__Set problem__: All the entries need to be quoted exactly, apart from the pictures, which you should drop.
---------- Stored data
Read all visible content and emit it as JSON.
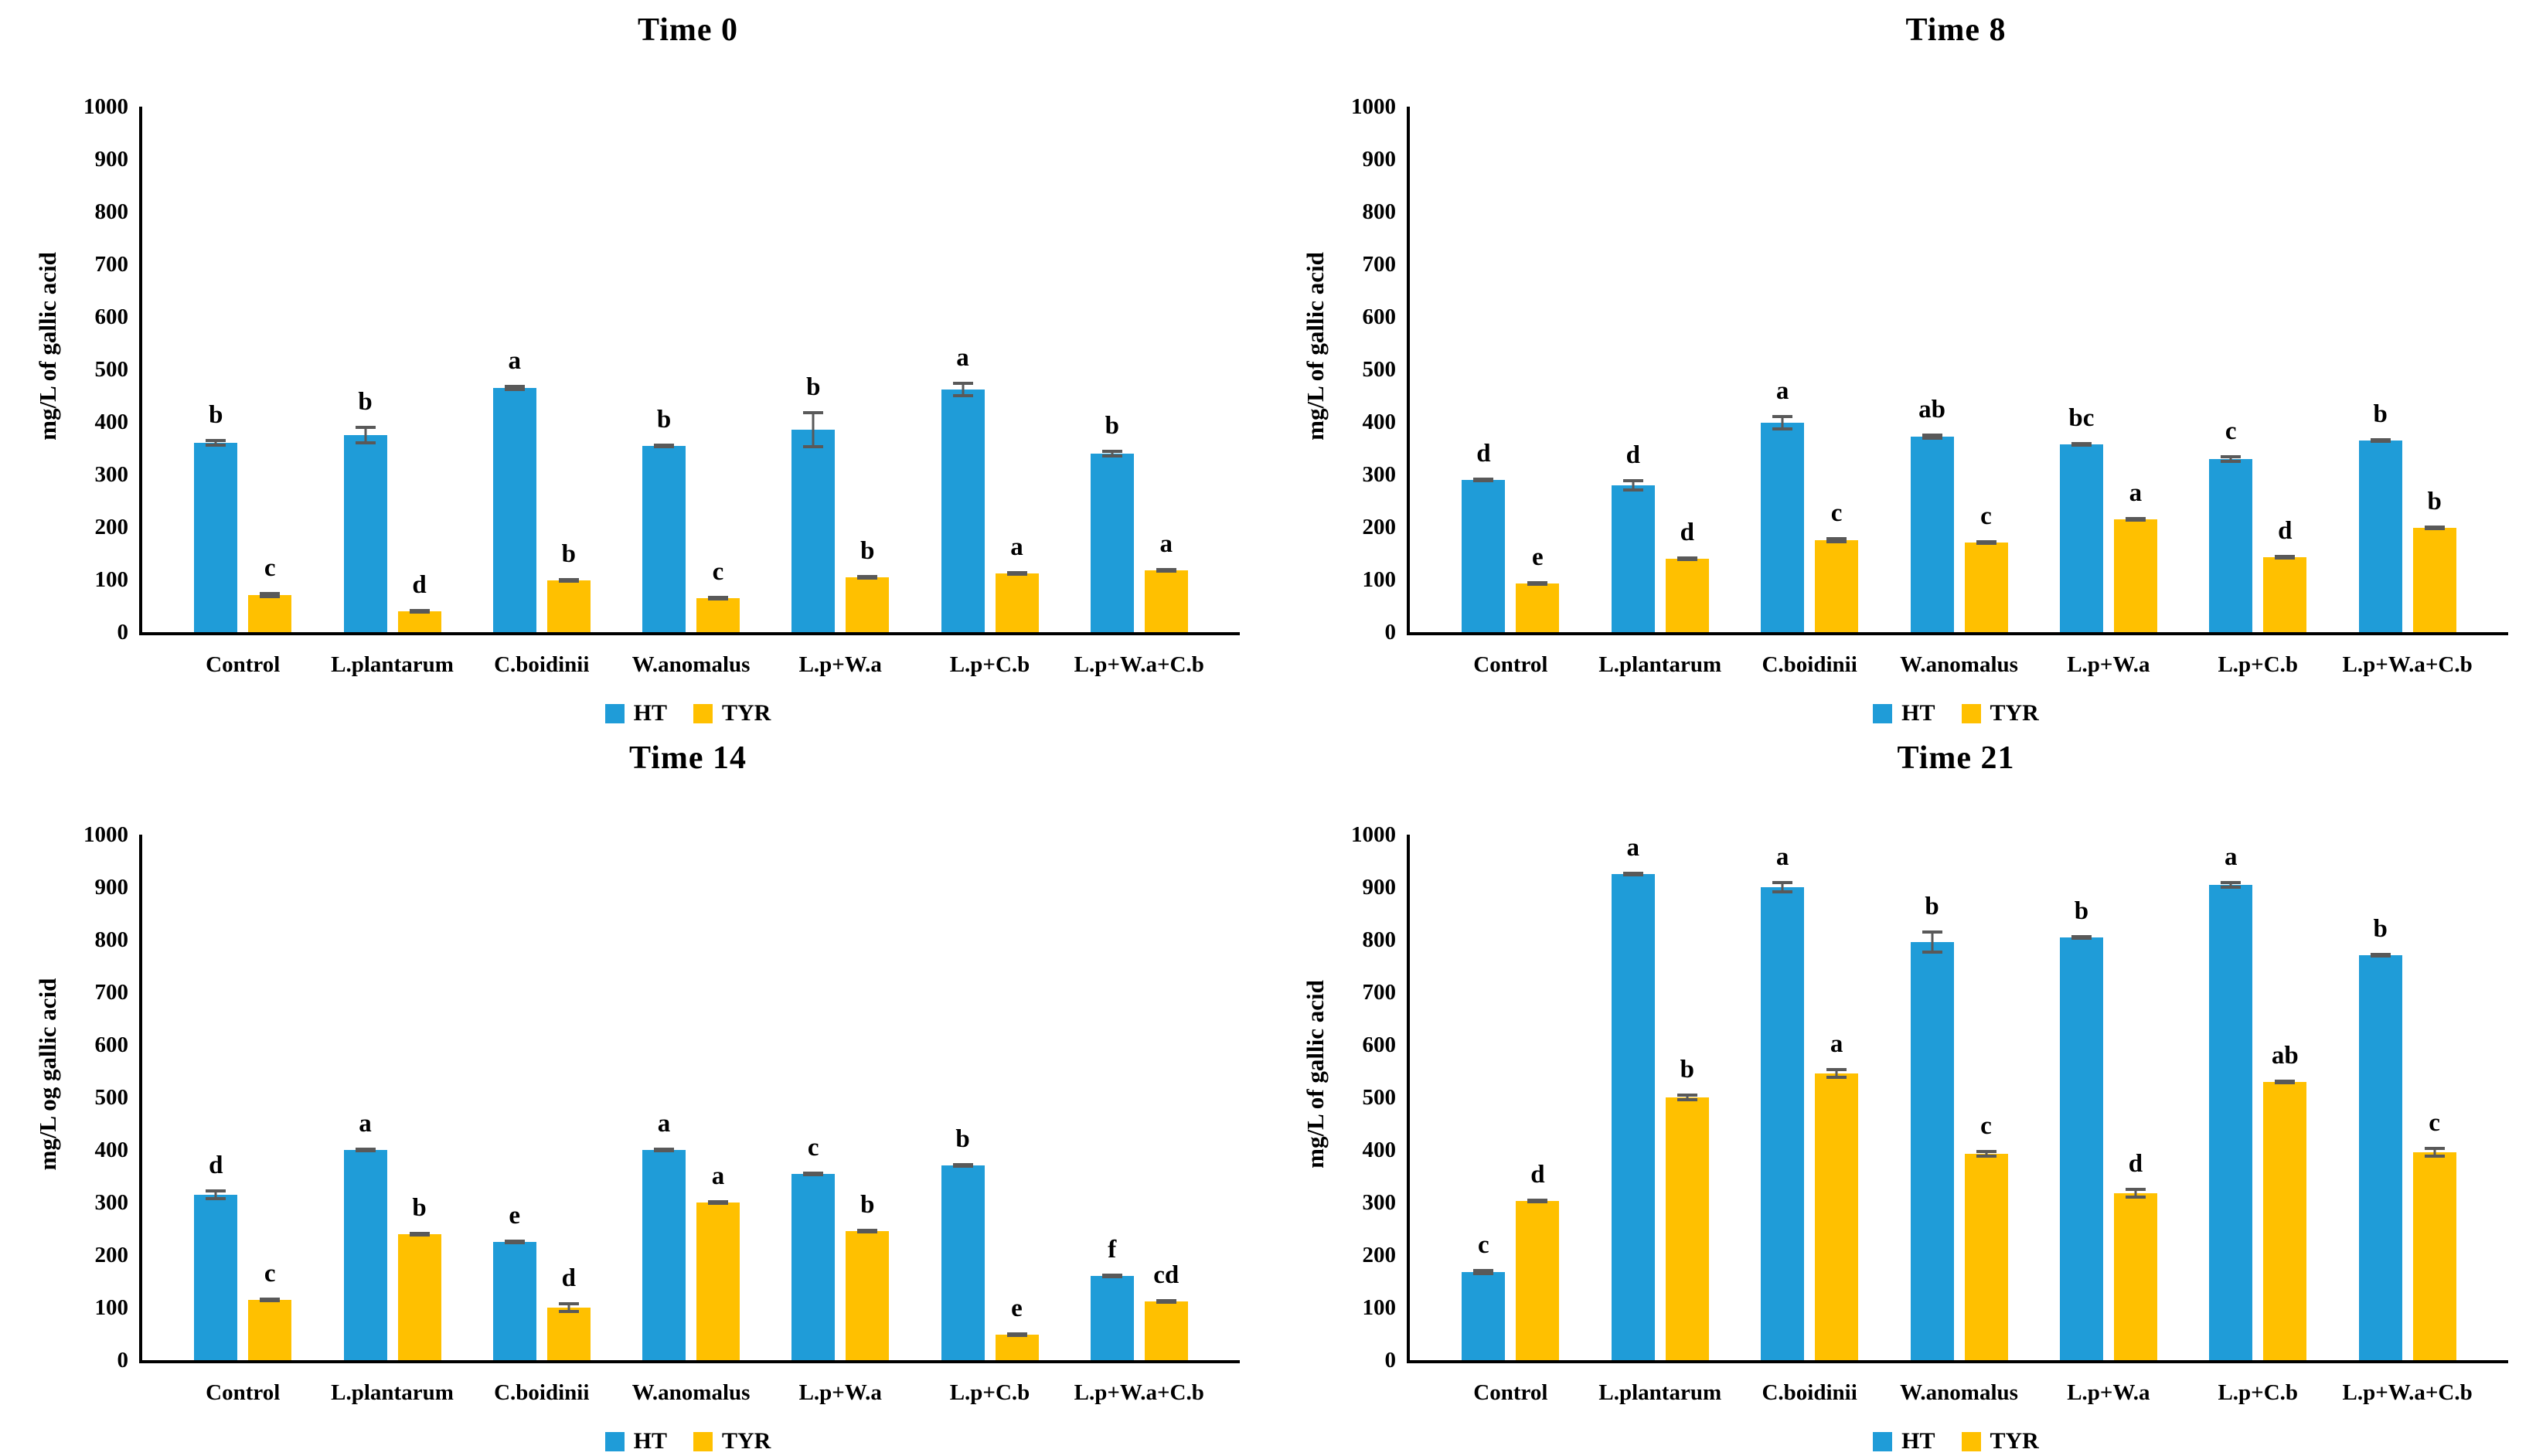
{
  "page": {
    "background": "#ffffff"
  },
  "colors": {
    "ht": "#1F9CD8",
    "tyr": "#FFC000",
    "error_bar": "#595959",
    "axis": "#000000"
  },
  "legend": {
    "items": [
      {
        "label": "HT",
        "series": "ht"
      },
      {
        "label": "TYR",
        "series": "tyr"
      }
    ]
  },
  "chart_data": [
    {
      "type": "bar",
      "title": "Time 0",
      "ylabel": "mg/L of gallic acid",
      "xlabel": "",
      "ylim": [
        0,
        1000
      ],
      "ytick_step": 100,
      "grid": false,
      "legend_position": "bottom",
      "categories": [
        "Control",
        "L.plantarum",
        "C.boidinii",
        "W.anomalus",
        "L.p+W.a",
        "L.p+C.b",
        "L.p+W.a+C.b"
      ],
      "series": [
        {
          "name": "HT",
          "color_key": "ht",
          "values": [
            360,
            375,
            465,
            355,
            385,
            462,
            340
          ],
          "errors": [
            8,
            18,
            6,
            5,
            35,
            15,
            8
          ],
          "letters": [
            "b",
            "b",
            "a",
            "b",
            "b",
            "a",
            "b"
          ]
        },
        {
          "name": "TYR",
          "color_key": "tyr",
          "values": [
            70,
            40,
            98,
            65,
            105,
            112,
            118
          ],
          "errors": [
            6,
            4,
            5,
            4,
            5,
            4,
            5
          ],
          "letters": [
            "c",
            "d",
            "b",
            "c",
            "b",
            "a",
            "a"
          ]
        }
      ]
    },
    {
      "type": "bar",
      "title": "Time 8",
      "ylabel": "mg/L of gallic acid",
      "xlabel": "",
      "ylim": [
        0,
        1000
      ],
      "ytick_step": 100,
      "grid": false,
      "legend_position": "bottom",
      "categories": [
        "Control",
        "L.plantarum",
        "C.boidinii",
        "W.anomalus",
        "L.p+W.a",
        "L.p+C.b",
        "L.p+W.a+C.b"
      ],
      "series": [
        {
          "name": "HT",
          "color_key": "ht",
          "values": [
            290,
            280,
            398,
            372,
            357,
            330,
            365
          ],
          "errors": [
            5,
            12,
            15,
            6,
            4,
            8,
            4
          ],
          "letters": [
            "d",
            "d",
            "a",
            "ab",
            "bc",
            "c",
            "b"
          ]
        },
        {
          "name": "TYR",
          "color_key": "tyr",
          "values": [
            92,
            140,
            175,
            170,
            215,
            143,
            198
          ],
          "errors": [
            5,
            4,
            6,
            5,
            5,
            5,
            4
          ],
          "letters": [
            "e",
            "d",
            "c",
            "c",
            "a",
            "d",
            "b"
          ]
        }
      ]
    },
    {
      "type": "bar",
      "title": "Time 14",
      "ylabel": "mg/L og gallic acid",
      "xlabel": "",
      "ylim": [
        0,
        1000
      ],
      "ytick_step": 100,
      "grid": false,
      "legend_position": "bottom",
      "categories": [
        "Control",
        "L.plantarum",
        "C.boidinii",
        "W.anomalus",
        "L.p+W.a",
        "L.p+C.b",
        "L.p+W.a+C.b"
      ],
      "series": [
        {
          "name": "HT",
          "color_key": "ht",
          "values": [
            315,
            400,
            225,
            400,
            355,
            370,
            160
          ],
          "errors": [
            10,
            5,
            5,
            5,
            5,
            5,
            5
          ],
          "letters": [
            "d",
            "a",
            "e",
            "a",
            "c",
            "b",
            "f"
          ]
        },
        {
          "name": "TYR",
          "color_key": "tyr",
          "values": [
            115,
            240,
            100,
            300,
            245,
            48,
            112
          ],
          "errors": [
            5,
            5,
            10,
            5,
            5,
            4,
            5
          ],
          "letters": [
            "c",
            "b",
            "d",
            "a",
            "b",
            "e",
            "cd"
          ]
        }
      ]
    },
    {
      "type": "bar",
      "title": "Time 21",
      "ylabel": "mg/L of gallic acid",
      "xlabel": "",
      "ylim": [
        0,
        1000
      ],
      "ytick_step": 100,
      "grid": false,
      "legend_position": "bottom",
      "categories": [
        "Control",
        "L.plantarum",
        "C.boidinii",
        "W.anomalus",
        "L.p+W.a",
        "L.p+C.b",
        "L.p+W.a+C.b"
      ],
      "series": [
        {
          "name": "HT",
          "color_key": "ht",
          "values": [
            168,
            925,
            900,
            795,
            805,
            905,
            770
          ],
          "errors": [
            6,
            5,
            12,
            22,
            5,
            8,
            5
          ],
          "letters": [
            "c",
            "a",
            "a",
            "b",
            "b",
            "a",
            "b"
          ]
        },
        {
          "name": "TYR",
          "color_key": "tyr",
          "values": [
            303,
            500,
            545,
            393,
            318,
            530,
            395
          ],
          "errors": [
            5,
            8,
            10,
            8,
            10,
            5,
            10
          ],
          "letters": [
            "d",
            "b",
            "a",
            "c",
            "d",
            "ab",
            "c"
          ]
        }
      ]
    }
  ]
}
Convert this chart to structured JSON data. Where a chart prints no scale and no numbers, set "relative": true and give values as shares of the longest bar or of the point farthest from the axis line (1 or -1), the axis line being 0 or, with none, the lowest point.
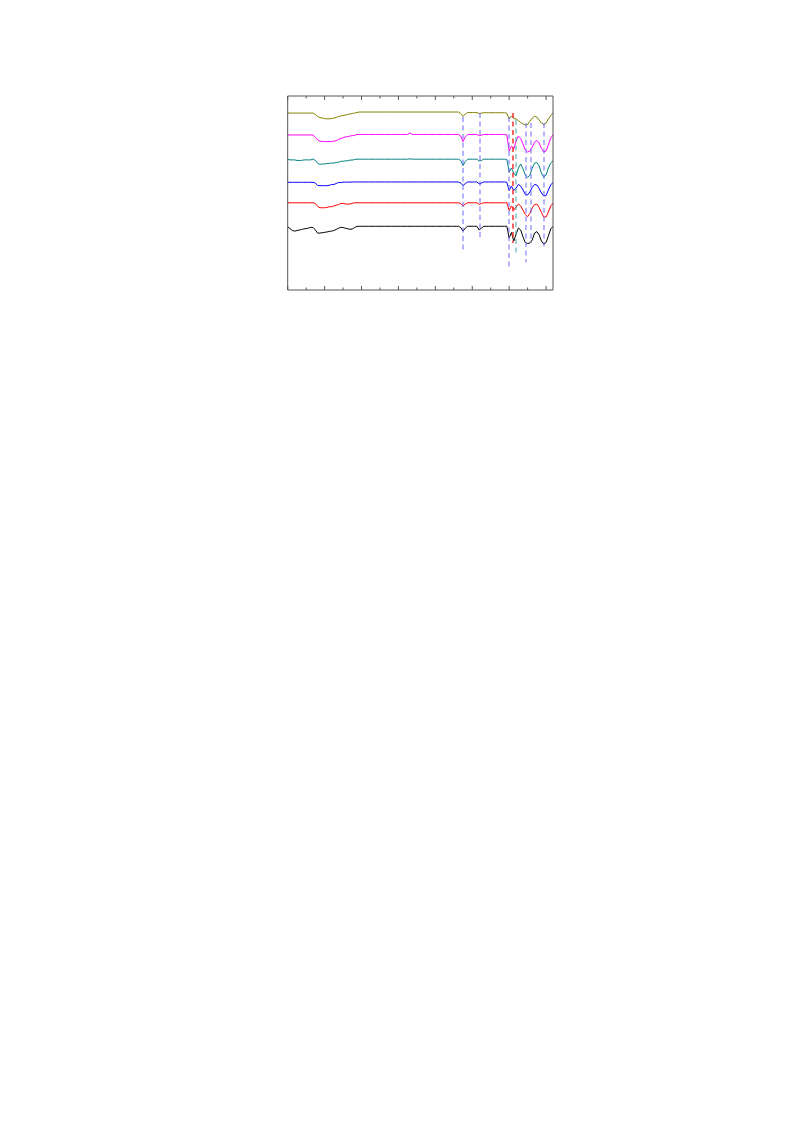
--------------------
__Answer to this task__:
Read all visible content and emit it as JSON.
{
  "page": {
    "background": "#ffffff"
  },
  "colors": {
    "ht": "#1F9CD8",
    "tyr": "#FFC000",
    "error_bar": "#595959",
    "axis": "#000000"
  },
  "legend": {
    "items": [
      {
        "label": "HT",
        "series": "ht"
      },
      {
        "label": "TYR",
        "series": "tyr"
      }
    ]
  },
  "chart_data": [
    {
      "type": "bar",
      "title": "Time 0",
      "ylabel": "mg/L of gallic acid",
      "xlabel": "",
      "ylim": [
        0,
        1000
      ],
      "ytick_step": 100,
      "grid": false,
      "legend_position": "bottom",
      "categories": [
        "Control",
        "L.plantarum",
        "C.boidinii",
        "W.anomalus",
        "L.p+W.a",
        "L.p+C.b",
        "L.p+W.a+C.b"
      ],
      "series": [
        {
          "name": "HT",
          "color_key": "ht",
          "values": [
            360,
            375,
            465,
            355,
            385,
            462,
            340
          ],
          "errors": [
            8,
            18,
            6,
            5,
            35,
            15,
            8
          ],
          "letters": [
            "b",
            "b",
            "a",
            "b",
            "b",
            "a",
            "b"
          ]
        },
        {
          "name": "TYR",
          "color_key": "tyr",
          "values": [
            70,
            40,
            98,
            65,
            105,
            112,
            118
          ],
          "errors": [
            6,
            4,
            5,
            4,
            5,
            4,
            5
          ],
          "letters": [
            "c",
            "d",
            "b",
            "c",
            "b",
            "a",
            "a"
          ]
        }
      ]
    },
    {
      "type": "bar",
      "title": "Time 8",
      "ylabel": "mg/L of gallic acid",
      "xlabel": "",
      "ylim": [
        0,
        1000
      ],
      "ytick_step": 100,
      "grid": false,
      "legend_position": "bottom",
      "categories": [
        "Control",
        "L.plantarum",
        "C.boidinii",
        "W.anomalus",
        "L.p+W.a",
        "L.p+C.b",
        "L.p+W.a+C.b"
      ],
      "series": [
        {
          "name": "HT",
          "color_key": "ht",
          "values": [
            290,
            280,
            398,
            372,
            357,
            330,
            365
          ],
          "errors": [
            5,
            12,
            15,
            6,
            4,
            8,
            4
          ],
          "letters": [
            "d",
            "d",
            "a",
            "ab",
            "bc",
            "c",
            "b"
          ]
        },
        {
          "name": "TYR",
          "color_key": "tyr",
          "values": [
            92,
            140,
            175,
            170,
            215,
            143,
            198
          ],
          "errors": [
            5,
            4,
            6,
            5,
            5,
            5,
            4
          ],
          "letters": [
            "e",
            "d",
            "c",
            "c",
            "a",
            "d",
            "b"
          ]
        }
      ]
    },
    {
      "type": "bar",
      "title": "Time 14",
      "ylabel": "mg/L og gallic acid",
      "xlabel": "",
      "ylim": [
        0,
        1000
      ],
      "ytick_step": 100,
      "grid": false,
      "legend_position": "bottom",
      "categories": [
        "Control",
        "L.plantarum",
        "C.boidinii",
        "W.anomalus",
        "L.p+W.a",
        "L.p+C.b",
        "L.p+W.a+C.b"
      ],
      "series": [
        {
          "name": "HT",
          "color_key": "ht",
          "values": [
            315,
            400,
            225,
            400,
            355,
            370,
            160
          ],
          "errors": [
            10,
            5,
            5,
            5,
            5,
            5,
            5
          ],
          "letters": [
            "d",
            "a",
            "e",
            "a",
            "c",
            "b",
            "f"
          ]
        },
        {
          "name": "TYR",
          "color_key": "tyr",
          "values": [
            115,
            240,
            100,
            300,
            245,
            48,
            112
          ],
          "errors": [
            5,
            5,
            10,
            5,
            5,
            4,
            5
          ],
          "letters": [
            "c",
            "b",
            "d",
            "a",
            "b",
            "e",
            "cd"
          ]
        }
      ]
    },
    {
      "type": "bar",
      "title": "Time 21",
      "ylabel": "mg/L of gallic acid",
      "xlabel": "",
      "ylim": [
        0,
        1000
      ],
      "ytick_step": 100,
      "grid": false,
      "legend_position": "bottom",
      "categories": [
        "Control",
        "L.plantarum",
        "C.boidinii",
        "W.anomalus",
        "L.p+W.a",
        "L.p+C.b",
        "L.p+W.a+C.b"
      ],
      "series": [
        {
          "name": "HT",
          "color_key": "ht",
          "values": [
            168,
            925,
            900,
            795,
            805,
            905,
            770
          ],
          "errors": [
            6,
            5,
            12,
            22,
            5,
            8,
            5
          ],
          "letters": [
            "c",
            "a",
            "a",
            "b",
            "b",
            "a",
            "b"
          ]
        },
        {
          "name": "TYR",
          "color_key": "tyr",
          "values": [
            303,
            500,
            545,
            393,
            318,
            530,
            395
          ],
          "errors": [
            5,
            8,
            10,
            8,
            10,
            5,
            10
          ],
          "letters": [
            "d",
            "b",
            "a",
            "c",
            "d",
            "ab",
            "c"
          ]
        }
      ]
    }
  ]
}
Convert this chart to structured JSON data. Where a chart prints no scale and no numbers, set "relative": true and give values as shares of the longest bar or of the point farthest from the axis line (1 or -1), the axis line being 0 or, with none, the lowest point.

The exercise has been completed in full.